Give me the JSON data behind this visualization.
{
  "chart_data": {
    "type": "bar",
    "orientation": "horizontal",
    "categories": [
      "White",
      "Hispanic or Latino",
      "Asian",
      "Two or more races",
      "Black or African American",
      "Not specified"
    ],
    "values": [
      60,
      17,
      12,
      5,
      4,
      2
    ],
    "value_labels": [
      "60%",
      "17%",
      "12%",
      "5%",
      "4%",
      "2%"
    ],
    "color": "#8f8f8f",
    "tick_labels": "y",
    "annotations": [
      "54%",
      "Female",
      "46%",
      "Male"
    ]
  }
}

★ ★ ★ ★ ★ ★ ★

DIRECTIVE: Give a word-for-word copy of the records.

RESPONSE TO THE EXERCISE:
Give me the JSON data behind this visualization.
{
  "chart_data": {
    "type": "bar",
    "orientation": "horizontal",
    "categories": [
      "White",
      "Hispanic or Latino",
      "Asian",
      "Two or more races",
      "Black or African American",
      "Not specified"
    ],
    "values": [
      60,
      17,
      12,
      5,
      4,
      2
    ],
    "value_labels": [
      "60%",
      "17%",
      "12%",
      "5%",
      "4%",
      "2%"
    ],
    "color": "#8f8f8f",
    "tick_labels": "y",
    "annotations": [
      "54%",
      "Female",
      "46%",
      "Male"
    ]
  }
}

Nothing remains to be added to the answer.